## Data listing
···
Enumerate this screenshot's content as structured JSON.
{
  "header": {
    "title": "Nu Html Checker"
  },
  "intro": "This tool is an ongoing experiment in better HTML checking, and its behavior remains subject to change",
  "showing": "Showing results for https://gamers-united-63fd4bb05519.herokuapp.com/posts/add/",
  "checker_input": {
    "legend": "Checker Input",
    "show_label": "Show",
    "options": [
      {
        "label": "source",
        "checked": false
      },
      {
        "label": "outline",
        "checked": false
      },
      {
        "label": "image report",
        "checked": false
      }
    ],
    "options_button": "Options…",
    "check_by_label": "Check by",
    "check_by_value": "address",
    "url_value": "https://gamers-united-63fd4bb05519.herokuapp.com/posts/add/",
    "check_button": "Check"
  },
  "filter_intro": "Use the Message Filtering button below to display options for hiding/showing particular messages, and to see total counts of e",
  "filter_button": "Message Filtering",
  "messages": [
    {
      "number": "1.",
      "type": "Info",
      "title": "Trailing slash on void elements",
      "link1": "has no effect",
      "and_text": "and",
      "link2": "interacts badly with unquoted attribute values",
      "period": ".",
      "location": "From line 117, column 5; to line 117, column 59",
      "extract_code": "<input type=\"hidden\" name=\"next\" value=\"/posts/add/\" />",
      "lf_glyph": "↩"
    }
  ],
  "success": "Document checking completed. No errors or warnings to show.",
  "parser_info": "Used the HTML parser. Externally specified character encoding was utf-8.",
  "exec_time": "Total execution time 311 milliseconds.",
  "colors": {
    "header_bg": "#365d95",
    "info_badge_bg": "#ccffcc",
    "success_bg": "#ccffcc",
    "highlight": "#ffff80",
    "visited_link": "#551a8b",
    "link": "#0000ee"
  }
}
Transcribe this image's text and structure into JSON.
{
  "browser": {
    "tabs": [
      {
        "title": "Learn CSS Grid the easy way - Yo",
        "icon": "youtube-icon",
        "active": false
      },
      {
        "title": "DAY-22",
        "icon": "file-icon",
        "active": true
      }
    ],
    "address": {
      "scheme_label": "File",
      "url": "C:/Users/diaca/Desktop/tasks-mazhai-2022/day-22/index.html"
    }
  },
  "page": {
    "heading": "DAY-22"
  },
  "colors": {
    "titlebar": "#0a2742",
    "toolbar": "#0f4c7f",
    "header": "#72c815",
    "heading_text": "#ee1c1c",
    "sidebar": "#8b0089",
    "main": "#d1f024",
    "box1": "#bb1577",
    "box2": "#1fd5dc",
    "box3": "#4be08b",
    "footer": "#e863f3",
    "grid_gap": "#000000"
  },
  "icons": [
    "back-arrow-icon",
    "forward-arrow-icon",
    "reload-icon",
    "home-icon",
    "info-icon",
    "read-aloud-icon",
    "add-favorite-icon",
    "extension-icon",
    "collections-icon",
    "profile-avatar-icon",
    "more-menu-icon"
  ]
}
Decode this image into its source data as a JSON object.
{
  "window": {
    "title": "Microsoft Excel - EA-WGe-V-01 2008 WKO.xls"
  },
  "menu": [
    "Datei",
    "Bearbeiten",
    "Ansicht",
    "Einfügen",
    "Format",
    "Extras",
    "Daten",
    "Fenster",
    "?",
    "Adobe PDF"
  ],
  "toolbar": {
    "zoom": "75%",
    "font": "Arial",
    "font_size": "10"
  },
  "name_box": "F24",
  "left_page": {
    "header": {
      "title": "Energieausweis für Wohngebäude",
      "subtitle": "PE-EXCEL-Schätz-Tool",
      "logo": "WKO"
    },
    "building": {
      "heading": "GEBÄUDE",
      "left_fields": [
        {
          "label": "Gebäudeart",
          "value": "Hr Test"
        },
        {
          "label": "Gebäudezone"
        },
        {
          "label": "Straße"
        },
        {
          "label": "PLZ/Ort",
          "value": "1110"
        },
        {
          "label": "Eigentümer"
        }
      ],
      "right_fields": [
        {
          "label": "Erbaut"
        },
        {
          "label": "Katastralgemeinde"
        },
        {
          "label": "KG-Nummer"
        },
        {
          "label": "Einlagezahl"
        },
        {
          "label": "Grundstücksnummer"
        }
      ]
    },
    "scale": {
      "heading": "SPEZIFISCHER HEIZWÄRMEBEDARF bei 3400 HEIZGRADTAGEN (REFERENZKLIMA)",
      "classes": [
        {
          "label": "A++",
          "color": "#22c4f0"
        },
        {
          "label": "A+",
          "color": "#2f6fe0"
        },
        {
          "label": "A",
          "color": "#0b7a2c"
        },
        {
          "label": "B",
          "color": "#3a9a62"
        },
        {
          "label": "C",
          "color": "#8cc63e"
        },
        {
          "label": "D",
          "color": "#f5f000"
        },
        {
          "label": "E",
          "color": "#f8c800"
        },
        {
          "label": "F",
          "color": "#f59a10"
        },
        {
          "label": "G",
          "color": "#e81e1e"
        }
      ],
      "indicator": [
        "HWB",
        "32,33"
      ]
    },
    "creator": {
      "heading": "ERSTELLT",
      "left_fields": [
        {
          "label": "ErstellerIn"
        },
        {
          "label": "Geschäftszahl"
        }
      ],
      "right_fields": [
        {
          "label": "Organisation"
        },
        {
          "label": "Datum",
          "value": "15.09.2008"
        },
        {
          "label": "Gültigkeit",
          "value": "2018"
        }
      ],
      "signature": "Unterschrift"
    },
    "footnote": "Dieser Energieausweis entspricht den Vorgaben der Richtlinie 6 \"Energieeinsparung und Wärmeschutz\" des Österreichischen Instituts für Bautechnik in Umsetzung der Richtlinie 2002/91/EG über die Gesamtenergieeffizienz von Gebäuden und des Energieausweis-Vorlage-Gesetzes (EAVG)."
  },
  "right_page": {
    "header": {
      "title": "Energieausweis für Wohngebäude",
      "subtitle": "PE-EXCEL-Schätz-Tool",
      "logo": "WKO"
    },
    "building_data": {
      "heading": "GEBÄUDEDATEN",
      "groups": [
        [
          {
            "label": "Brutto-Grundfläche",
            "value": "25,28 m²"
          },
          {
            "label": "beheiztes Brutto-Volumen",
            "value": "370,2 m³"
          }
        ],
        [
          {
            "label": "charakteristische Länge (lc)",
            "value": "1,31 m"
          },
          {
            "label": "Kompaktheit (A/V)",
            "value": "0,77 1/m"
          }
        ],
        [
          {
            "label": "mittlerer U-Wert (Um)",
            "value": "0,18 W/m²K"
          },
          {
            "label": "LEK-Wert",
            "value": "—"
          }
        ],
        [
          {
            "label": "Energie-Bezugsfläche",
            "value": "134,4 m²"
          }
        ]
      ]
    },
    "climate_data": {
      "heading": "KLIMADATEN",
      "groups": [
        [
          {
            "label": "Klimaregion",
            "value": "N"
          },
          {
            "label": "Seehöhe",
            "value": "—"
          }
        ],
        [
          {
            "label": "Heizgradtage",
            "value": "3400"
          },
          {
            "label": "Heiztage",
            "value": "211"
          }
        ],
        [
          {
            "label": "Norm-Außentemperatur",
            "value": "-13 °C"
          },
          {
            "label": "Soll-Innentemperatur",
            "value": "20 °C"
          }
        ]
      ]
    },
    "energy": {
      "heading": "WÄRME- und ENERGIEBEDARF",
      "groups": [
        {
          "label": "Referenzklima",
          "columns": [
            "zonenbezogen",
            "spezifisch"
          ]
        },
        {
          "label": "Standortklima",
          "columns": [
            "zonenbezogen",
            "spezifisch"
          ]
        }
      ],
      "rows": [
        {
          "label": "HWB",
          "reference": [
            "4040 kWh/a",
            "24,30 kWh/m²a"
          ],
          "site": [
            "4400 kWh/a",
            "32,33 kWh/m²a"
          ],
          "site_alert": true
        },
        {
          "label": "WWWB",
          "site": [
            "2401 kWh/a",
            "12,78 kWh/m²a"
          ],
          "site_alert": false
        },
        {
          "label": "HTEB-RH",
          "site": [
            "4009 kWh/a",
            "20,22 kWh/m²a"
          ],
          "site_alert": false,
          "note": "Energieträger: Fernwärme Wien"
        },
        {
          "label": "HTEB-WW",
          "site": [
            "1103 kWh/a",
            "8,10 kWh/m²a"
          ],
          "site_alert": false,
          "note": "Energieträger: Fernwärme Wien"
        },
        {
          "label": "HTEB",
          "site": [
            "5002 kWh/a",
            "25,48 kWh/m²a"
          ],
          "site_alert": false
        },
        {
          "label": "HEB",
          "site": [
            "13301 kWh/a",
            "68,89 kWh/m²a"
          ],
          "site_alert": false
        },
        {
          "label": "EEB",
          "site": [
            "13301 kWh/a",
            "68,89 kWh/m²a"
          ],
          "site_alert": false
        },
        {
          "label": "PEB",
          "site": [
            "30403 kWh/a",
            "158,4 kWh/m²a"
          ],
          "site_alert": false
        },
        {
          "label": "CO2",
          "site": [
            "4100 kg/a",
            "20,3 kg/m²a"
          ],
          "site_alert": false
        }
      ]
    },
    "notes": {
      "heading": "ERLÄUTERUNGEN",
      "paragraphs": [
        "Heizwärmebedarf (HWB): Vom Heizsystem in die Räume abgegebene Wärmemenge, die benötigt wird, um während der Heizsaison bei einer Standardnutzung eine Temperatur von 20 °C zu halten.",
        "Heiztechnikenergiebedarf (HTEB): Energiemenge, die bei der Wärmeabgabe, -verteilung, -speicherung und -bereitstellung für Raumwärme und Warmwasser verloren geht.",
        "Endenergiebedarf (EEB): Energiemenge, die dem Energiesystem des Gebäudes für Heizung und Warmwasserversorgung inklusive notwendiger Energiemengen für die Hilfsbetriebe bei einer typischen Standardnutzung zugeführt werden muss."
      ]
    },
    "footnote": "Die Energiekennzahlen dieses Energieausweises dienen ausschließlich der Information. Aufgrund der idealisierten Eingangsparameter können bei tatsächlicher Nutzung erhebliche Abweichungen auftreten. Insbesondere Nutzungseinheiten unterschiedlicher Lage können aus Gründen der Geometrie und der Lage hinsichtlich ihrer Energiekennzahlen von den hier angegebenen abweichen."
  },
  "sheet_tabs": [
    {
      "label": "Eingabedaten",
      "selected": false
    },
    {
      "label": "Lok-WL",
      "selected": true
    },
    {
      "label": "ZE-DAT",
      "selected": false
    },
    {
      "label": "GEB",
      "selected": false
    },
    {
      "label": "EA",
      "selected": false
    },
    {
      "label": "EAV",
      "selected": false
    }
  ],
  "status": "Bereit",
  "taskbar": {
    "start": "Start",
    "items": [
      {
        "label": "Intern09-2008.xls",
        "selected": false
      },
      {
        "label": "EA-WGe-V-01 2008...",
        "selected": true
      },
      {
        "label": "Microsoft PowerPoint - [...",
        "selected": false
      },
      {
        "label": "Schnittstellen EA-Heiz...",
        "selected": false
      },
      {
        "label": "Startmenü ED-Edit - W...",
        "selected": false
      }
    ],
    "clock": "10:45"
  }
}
···
## What the task asks
Above are some records. Report the number of their lines that include "Standardnutzung", and add nothing else.

## Exercise answer
2